Data for processing —
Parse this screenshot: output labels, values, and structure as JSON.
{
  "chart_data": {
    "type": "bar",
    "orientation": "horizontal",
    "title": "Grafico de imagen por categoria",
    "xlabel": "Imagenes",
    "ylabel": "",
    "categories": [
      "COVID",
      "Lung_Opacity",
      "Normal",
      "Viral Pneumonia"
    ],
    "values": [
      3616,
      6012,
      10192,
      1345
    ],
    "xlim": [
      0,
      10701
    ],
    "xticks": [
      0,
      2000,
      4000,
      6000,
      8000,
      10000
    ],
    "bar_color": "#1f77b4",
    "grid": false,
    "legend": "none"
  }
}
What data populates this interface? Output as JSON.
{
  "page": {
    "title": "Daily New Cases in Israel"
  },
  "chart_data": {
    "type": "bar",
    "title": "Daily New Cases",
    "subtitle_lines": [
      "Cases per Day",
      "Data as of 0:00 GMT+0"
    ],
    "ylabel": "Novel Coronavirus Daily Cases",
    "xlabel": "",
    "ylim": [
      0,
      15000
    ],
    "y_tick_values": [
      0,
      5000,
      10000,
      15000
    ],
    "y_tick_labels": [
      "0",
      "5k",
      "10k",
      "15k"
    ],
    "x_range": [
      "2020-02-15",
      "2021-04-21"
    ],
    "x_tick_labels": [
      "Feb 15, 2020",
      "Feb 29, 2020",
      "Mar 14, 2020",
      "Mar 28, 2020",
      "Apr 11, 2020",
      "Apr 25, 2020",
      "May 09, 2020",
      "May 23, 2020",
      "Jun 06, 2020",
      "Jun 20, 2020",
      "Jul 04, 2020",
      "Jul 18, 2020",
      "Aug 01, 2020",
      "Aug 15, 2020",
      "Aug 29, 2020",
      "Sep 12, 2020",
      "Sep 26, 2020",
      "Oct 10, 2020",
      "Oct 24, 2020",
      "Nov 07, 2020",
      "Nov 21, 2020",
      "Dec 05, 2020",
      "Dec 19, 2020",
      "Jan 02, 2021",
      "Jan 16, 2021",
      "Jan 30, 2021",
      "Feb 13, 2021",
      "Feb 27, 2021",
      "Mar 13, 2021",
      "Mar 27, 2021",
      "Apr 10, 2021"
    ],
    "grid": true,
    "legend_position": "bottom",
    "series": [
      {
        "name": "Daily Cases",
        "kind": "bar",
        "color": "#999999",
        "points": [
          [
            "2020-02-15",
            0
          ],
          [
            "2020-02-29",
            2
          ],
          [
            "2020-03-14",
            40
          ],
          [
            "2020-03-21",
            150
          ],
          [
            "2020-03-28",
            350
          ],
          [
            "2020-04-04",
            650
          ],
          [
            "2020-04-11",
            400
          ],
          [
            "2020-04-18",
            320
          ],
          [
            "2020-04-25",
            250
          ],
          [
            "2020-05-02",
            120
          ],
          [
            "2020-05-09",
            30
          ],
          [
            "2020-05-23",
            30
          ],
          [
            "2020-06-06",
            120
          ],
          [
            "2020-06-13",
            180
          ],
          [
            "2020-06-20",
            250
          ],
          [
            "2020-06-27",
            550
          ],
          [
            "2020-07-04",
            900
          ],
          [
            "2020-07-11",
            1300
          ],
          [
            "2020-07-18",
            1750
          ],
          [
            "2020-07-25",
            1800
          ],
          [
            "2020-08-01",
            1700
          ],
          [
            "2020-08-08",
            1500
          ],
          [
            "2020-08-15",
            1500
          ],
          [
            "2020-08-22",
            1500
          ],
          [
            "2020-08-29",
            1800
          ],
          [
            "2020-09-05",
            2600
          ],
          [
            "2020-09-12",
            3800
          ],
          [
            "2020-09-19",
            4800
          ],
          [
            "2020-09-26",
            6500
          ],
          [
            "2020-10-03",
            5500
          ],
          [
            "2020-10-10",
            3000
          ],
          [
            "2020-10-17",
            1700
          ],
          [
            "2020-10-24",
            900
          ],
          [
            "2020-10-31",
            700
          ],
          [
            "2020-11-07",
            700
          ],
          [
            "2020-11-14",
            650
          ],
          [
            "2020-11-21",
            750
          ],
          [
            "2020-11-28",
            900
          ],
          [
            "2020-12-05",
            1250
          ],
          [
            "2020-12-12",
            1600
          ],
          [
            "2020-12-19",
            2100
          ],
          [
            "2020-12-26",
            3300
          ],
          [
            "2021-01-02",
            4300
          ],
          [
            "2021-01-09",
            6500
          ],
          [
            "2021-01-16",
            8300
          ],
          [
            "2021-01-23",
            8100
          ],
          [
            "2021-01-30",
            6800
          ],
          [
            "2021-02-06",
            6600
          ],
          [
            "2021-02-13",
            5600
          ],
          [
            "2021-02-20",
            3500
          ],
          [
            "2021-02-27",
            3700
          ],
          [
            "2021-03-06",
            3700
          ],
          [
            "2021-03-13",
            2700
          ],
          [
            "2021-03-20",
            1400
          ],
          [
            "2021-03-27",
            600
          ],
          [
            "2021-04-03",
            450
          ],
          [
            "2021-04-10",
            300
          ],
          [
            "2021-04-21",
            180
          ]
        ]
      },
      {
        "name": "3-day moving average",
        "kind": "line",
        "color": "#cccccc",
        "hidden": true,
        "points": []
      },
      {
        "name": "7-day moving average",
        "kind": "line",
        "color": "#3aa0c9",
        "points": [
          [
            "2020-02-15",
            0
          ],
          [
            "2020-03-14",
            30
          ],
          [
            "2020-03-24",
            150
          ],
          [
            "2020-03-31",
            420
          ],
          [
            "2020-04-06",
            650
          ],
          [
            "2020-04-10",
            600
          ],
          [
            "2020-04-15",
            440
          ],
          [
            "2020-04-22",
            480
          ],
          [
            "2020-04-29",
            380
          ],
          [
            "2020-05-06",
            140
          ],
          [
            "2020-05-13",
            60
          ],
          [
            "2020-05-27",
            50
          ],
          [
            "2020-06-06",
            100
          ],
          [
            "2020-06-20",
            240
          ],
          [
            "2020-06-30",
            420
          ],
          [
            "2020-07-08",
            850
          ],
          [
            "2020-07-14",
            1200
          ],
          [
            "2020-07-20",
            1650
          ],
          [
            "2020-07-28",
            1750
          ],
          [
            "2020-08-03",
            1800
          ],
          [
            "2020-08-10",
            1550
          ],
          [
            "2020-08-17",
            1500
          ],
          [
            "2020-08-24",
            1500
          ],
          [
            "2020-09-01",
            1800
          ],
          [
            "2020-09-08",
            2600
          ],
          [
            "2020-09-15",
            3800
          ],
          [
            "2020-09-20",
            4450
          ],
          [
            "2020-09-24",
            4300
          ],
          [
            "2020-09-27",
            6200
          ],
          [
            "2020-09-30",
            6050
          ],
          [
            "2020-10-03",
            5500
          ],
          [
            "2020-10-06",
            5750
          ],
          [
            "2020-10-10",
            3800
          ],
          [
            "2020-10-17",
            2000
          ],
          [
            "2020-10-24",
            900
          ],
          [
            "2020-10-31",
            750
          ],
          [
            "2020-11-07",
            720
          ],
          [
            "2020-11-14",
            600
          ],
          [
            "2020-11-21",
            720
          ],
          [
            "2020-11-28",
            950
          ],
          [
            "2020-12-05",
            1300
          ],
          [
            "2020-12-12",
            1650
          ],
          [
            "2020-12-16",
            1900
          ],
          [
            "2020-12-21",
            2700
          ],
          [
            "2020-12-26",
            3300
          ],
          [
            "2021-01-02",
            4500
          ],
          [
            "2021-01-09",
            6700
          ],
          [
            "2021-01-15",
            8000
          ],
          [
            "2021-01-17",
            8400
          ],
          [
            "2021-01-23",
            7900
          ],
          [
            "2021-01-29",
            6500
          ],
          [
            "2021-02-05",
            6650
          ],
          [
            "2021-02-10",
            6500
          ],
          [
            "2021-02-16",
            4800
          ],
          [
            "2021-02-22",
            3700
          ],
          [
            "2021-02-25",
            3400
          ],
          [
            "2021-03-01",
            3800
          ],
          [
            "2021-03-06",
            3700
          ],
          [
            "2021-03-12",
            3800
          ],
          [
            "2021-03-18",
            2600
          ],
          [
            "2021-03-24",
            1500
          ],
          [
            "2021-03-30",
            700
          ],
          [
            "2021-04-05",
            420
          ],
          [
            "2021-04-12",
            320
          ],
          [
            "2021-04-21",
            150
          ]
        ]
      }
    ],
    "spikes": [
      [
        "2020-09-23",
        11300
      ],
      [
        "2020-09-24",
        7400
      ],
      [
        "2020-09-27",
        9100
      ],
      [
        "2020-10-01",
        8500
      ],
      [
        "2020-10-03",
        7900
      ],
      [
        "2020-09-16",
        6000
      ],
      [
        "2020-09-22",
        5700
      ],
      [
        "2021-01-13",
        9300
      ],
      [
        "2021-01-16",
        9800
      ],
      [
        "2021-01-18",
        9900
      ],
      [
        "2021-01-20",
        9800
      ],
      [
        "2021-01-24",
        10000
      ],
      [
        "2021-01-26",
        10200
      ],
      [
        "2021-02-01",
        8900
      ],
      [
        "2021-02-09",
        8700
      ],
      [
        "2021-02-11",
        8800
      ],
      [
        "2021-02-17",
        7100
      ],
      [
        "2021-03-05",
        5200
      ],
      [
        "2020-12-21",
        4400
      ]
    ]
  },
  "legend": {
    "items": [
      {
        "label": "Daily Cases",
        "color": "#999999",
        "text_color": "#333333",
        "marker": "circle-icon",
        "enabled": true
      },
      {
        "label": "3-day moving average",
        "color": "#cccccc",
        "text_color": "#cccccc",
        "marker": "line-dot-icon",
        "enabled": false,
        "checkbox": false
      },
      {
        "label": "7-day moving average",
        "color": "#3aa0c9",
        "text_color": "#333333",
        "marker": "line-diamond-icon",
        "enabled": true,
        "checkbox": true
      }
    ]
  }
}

Problem description — In the data, find how many lines hold the string "name", and answer with the number only.

Written response — 3